# start of Data listing

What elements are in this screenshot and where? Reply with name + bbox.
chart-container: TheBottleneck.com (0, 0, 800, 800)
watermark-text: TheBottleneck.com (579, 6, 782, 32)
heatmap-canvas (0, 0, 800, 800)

# end of Data listing
# start of Data listing

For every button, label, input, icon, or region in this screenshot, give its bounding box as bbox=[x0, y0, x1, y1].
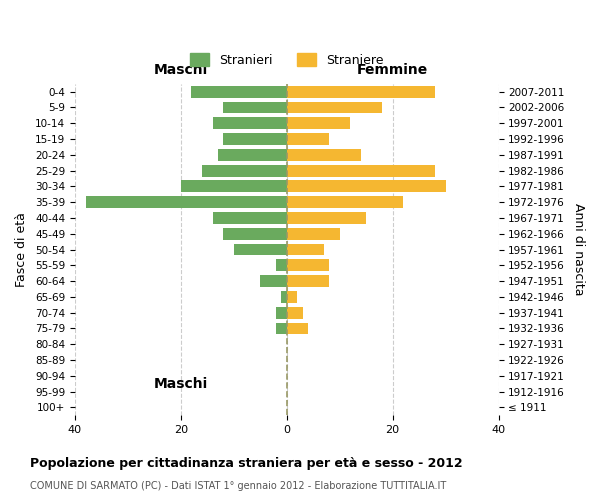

# end of Data listing

Exercise aim —
Could you reproduce only the lines of the listing starting at the line containing "What elements are" and ending at the line containing "heatmap-canvas (0, 0, 800, 800)", both included, with 13 added to every bounding-box coordinate and every other line copied unchanged?

Complete output —
What elements are in this screenshot and where? Reply with name + bbox.
chart-container: TheBottleneck.com (13, 13, 813, 813)
watermark-text: TheBottleneck.com (592, 19, 795, 45)
heatmap-canvas (13, 13, 813, 813)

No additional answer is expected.